Stored data entries:
____________________
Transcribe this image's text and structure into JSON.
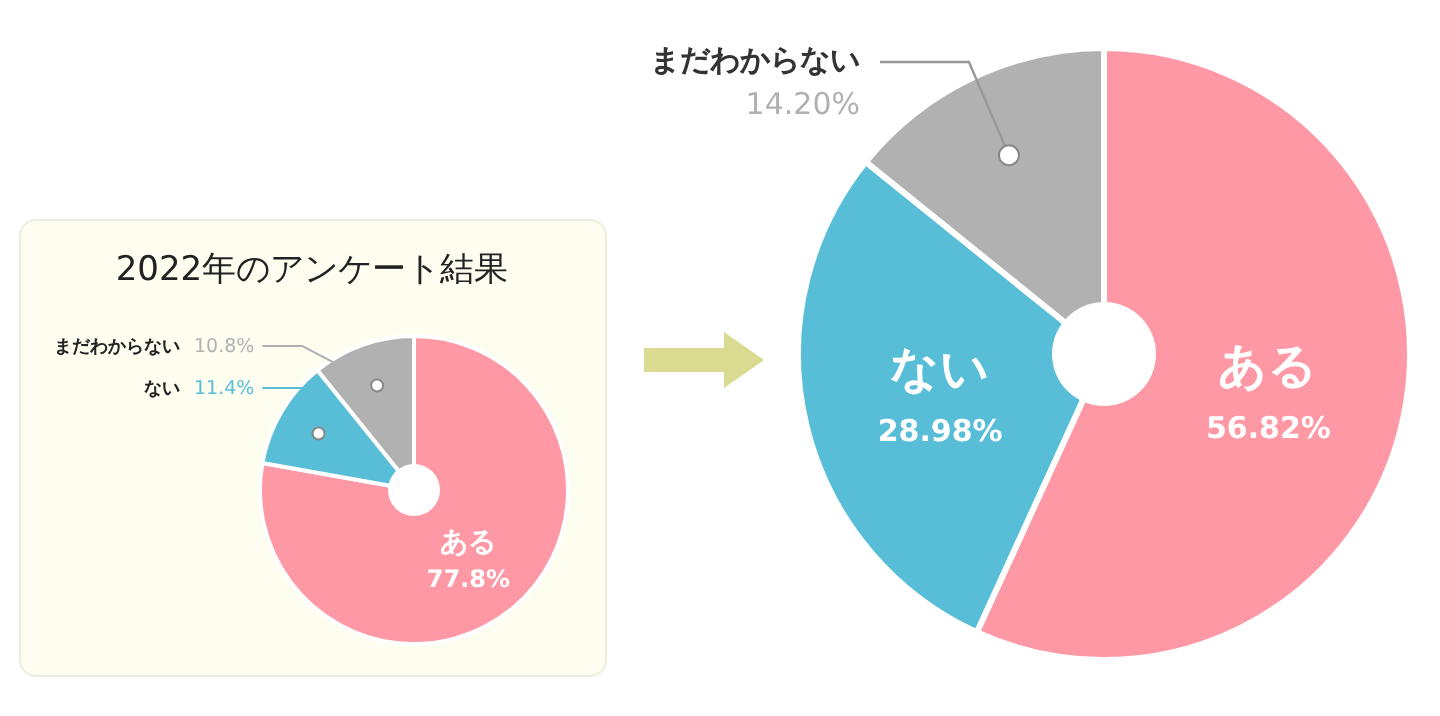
{
  "chart_data": [
    {
      "type": "pie",
      "title": "2022年のアンケート結果",
      "categories": [
        "ある",
        "ない",
        "まだわからない"
      ],
      "values": [
        77.8,
        11.4,
        10.8
      ],
      "colors": [
        "#fe98a4",
        "#58bed7",
        "#b1b1b1"
      ],
      "value_labels": [
        "77.8%",
        "11.4%",
        "10.8%"
      ]
    },
    {
      "type": "pie",
      "categories": [
        "ある",
        "ない",
        "まだわからない"
      ],
      "values": [
        56.82,
        28.98,
        14.2
      ],
      "colors": [
        "#fe98a4",
        "#58bed7",
        "#b1b1b1"
      ],
      "value_labels": [
        "56.82%",
        "28.98%",
        "14.20%"
      ]
    }
  ]
}
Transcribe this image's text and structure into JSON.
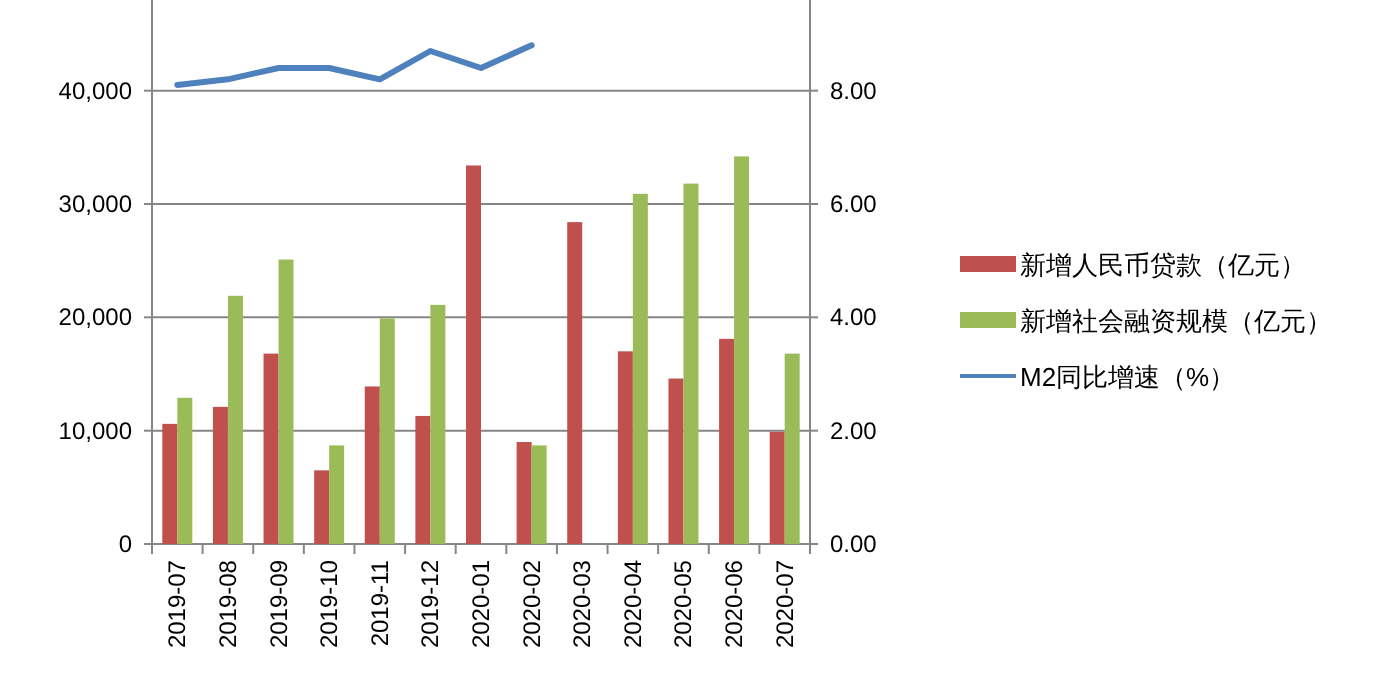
____________________
WHAT THE TASK REQUIRES: Quote all of the entries word for word, omitting any pictures.

ANSWER:
Transcribe this image's text and structure into JSON.
{
  "chart_data": [
    {
      "type": "pie",
      "title": "2022年のアンケート結果",
      "categories": [
        "ある",
        "ない",
        "まだわからない"
      ],
      "values": [
        77.8,
        11.4,
        10.8
      ],
      "colors": [
        "#fe98a4",
        "#58bed7",
        "#b1b1b1"
      ],
      "value_labels": [
        "77.8%",
        "11.4%",
        "10.8%"
      ]
    },
    {
      "type": "pie",
      "categories": [
        "ある",
        "ない",
        "まだわからない"
      ],
      "values": [
        56.82,
        28.98,
        14.2
      ],
      "colors": [
        "#fe98a4",
        "#58bed7",
        "#b1b1b1"
      ],
      "value_labels": [
        "56.82%",
        "28.98%",
        "14.20%"
      ]
    }
  ]
}
Transcribe this image's text and structure into JSON.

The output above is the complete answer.